WHAT YOU WILL DO: Write out each line exactly as given. Leave the pictures out of your copy.

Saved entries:
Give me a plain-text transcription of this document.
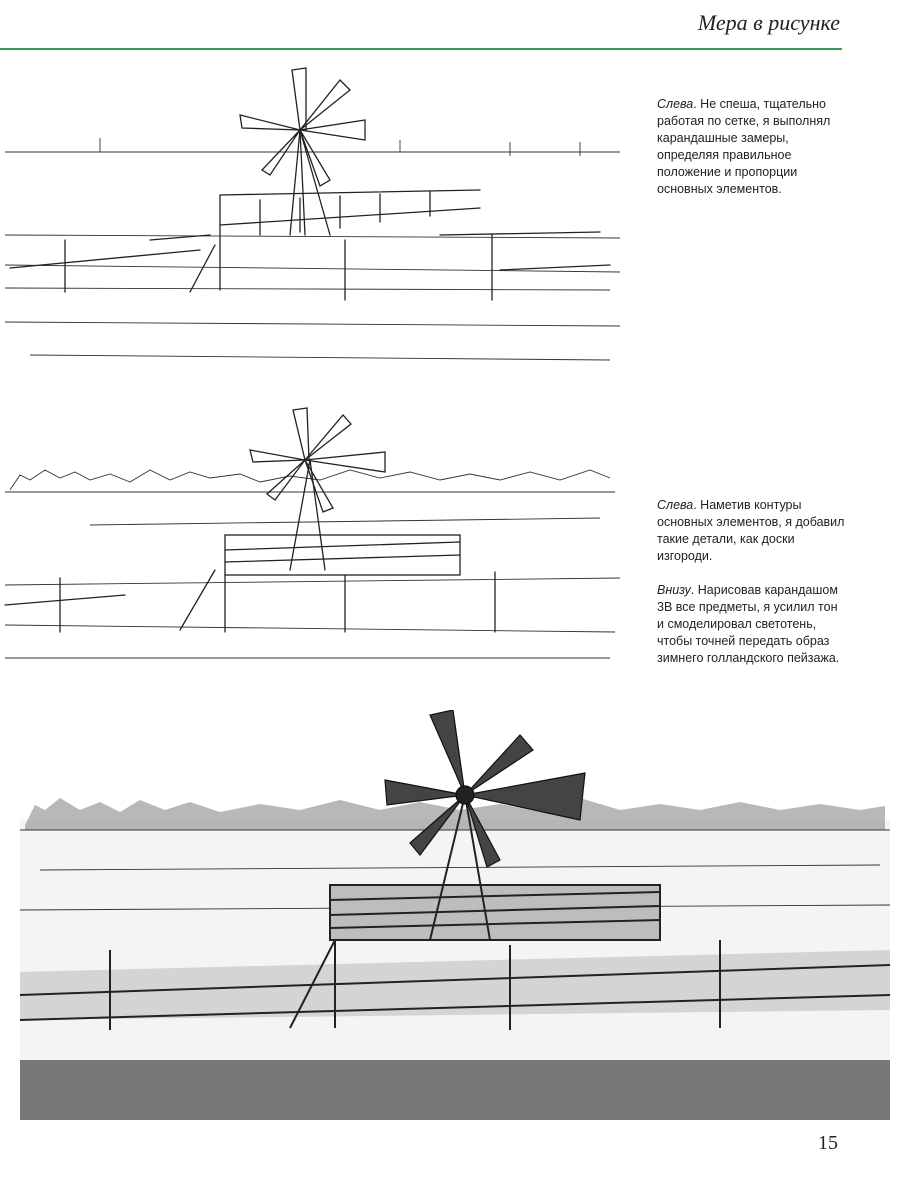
Мера в рисунке

Слева. Не спеша, тщательно работая по сетке, я выполнял карандашные замеры, определяя правильное положение и пропорции основных элементов.

Слева. Наметив контуры основных элементов, я добавил такие детали, как доски изгороди.

Внизу. Нарисовав карандашом 3B все предметы, я усилил тон и смоделировал светотень, чтобы точней передать образ зимнего голландского пейзажа.

15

THE ANSWER:
Give me a plain-text transcription of this document.
Мера в рисунке

Слева. Не спеша, тщательно работая по сетке, я выполнял карандашные замеры, определяя правильное положение и пропорции основных элементов.

Слева. Наметив контуры основных элементов, я добавил такие детали, как доски изгороди.

Внизу. Нарисовав карандашом 3B все предметы, я усилил тон и смоделировал светотень, чтобы точней передать образ зимнего голландского пейзажа.

15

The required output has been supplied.